* EXERCISE INSTRUCTIONS *
Count every line in the entries that follow where the word "почтовый" appears, then state only the total.
[begin RECORDS SUPPLIED]
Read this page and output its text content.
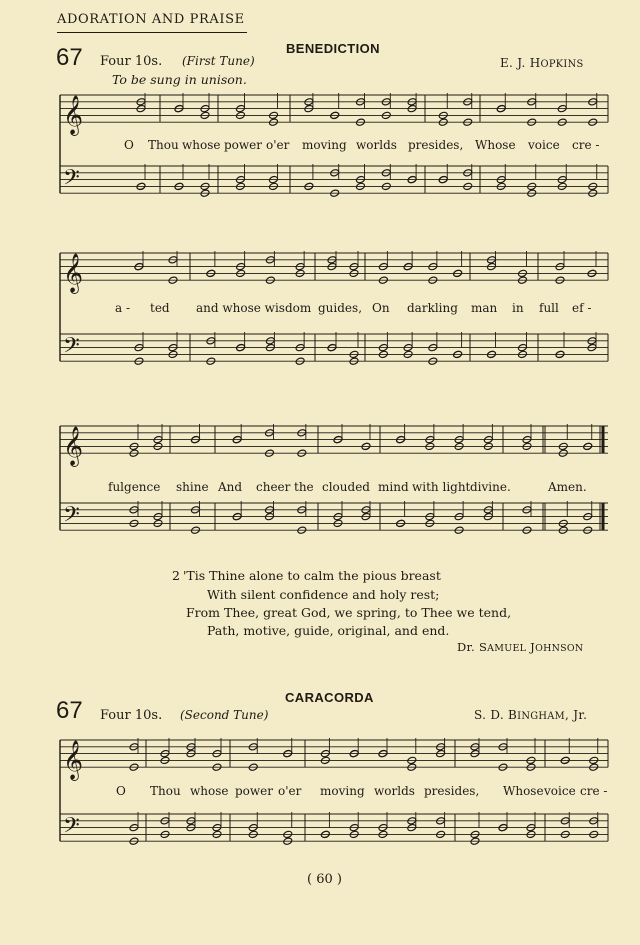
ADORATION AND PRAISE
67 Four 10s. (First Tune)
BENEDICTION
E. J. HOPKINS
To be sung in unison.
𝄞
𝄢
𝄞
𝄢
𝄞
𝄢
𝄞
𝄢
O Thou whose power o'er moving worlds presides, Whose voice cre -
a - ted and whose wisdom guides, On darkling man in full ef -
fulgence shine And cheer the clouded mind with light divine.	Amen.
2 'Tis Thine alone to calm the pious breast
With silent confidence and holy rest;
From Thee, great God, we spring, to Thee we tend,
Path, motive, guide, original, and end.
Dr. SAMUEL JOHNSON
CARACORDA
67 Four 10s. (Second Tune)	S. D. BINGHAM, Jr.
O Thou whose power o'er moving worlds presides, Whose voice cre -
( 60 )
[end RECORDS SUPPLIED]
[begin RECORDS SUPPLIED]
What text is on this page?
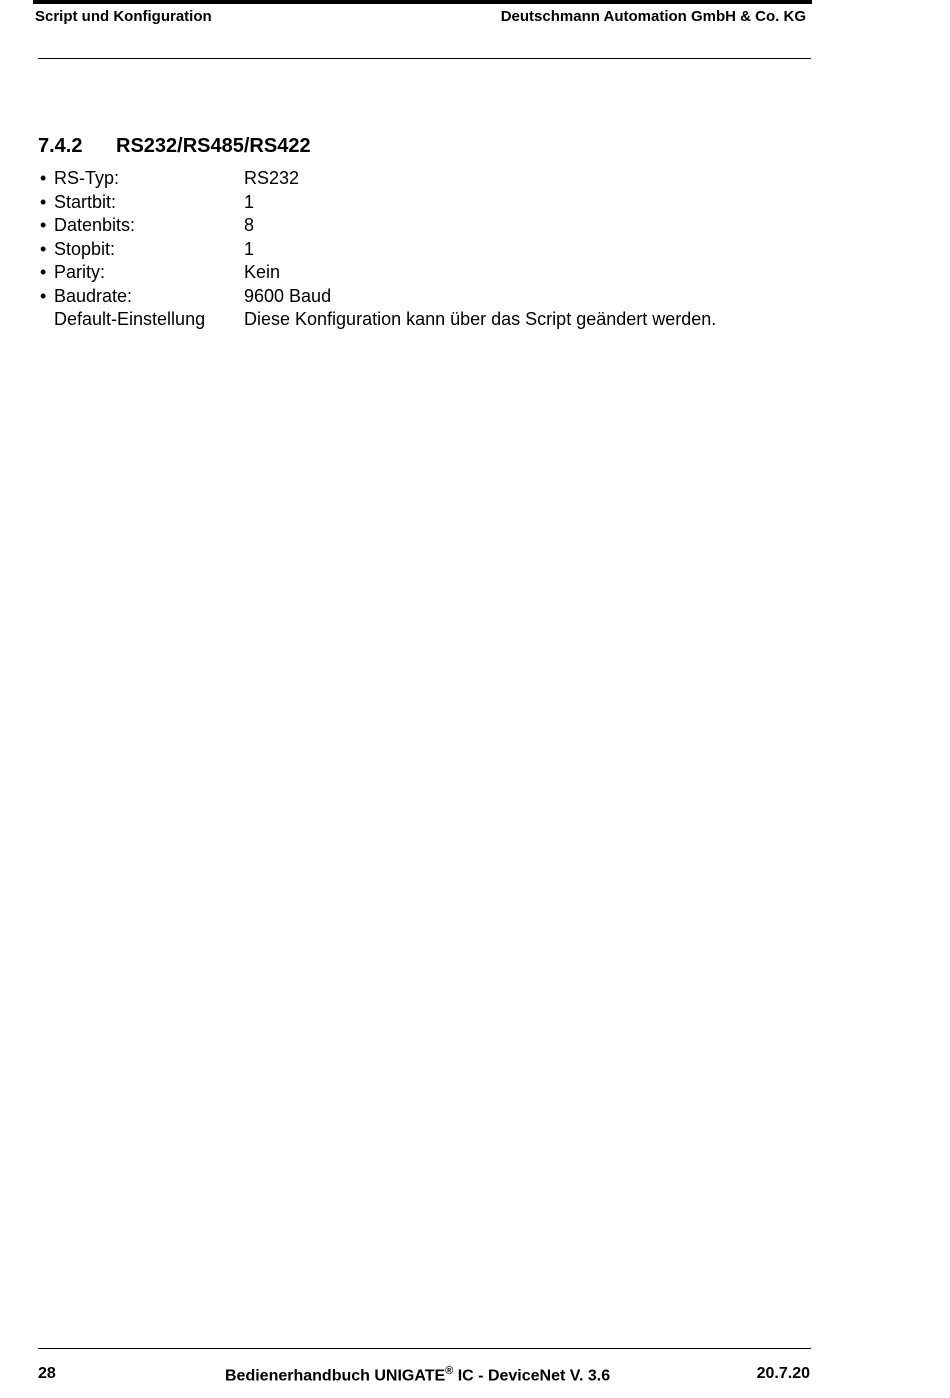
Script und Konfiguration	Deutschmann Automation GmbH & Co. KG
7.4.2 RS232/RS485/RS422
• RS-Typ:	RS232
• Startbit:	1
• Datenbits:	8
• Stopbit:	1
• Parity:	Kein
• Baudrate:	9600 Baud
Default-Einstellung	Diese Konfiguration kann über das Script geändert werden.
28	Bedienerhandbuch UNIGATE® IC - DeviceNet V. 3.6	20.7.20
[end RECORDS SUPPLIED]
[begin RECORDS SUPPLIED]
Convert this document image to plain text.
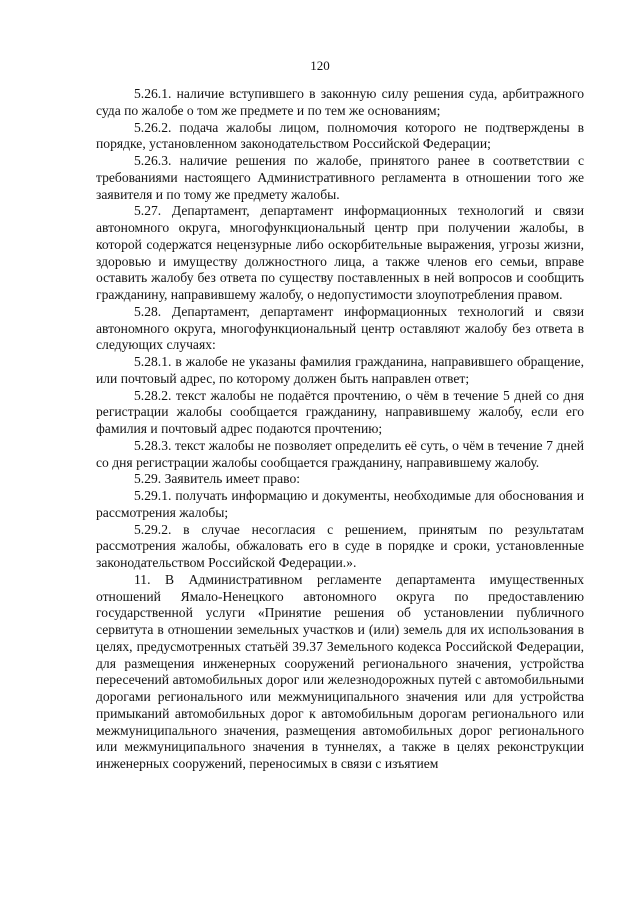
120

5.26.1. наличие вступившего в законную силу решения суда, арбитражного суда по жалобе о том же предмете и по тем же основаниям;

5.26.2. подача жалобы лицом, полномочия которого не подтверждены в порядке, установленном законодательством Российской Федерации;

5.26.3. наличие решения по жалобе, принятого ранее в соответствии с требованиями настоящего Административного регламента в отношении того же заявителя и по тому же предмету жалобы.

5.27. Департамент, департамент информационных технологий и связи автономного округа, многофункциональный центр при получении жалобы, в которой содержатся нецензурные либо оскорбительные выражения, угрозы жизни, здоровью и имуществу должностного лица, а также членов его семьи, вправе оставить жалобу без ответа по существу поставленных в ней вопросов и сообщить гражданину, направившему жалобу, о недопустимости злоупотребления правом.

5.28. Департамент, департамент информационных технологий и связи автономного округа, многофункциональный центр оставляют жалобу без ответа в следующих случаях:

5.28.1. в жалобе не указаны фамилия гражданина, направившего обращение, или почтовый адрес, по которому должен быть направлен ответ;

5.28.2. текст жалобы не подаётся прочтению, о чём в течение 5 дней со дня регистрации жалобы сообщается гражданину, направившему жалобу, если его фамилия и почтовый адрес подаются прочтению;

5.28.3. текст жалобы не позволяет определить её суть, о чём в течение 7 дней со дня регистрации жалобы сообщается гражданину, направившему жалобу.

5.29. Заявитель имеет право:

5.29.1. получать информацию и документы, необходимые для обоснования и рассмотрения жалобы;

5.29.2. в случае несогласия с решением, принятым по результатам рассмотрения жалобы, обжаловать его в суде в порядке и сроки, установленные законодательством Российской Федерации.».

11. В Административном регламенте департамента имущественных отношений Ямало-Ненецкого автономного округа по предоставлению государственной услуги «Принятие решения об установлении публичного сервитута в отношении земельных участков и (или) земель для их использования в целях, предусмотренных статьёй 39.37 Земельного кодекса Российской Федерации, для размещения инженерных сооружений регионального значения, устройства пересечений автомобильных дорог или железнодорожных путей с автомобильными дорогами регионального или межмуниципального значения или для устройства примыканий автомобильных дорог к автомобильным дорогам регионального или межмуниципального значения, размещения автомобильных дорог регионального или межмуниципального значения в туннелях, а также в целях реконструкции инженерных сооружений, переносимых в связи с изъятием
[end RECORDS SUPPLIED]
* RESULT *
2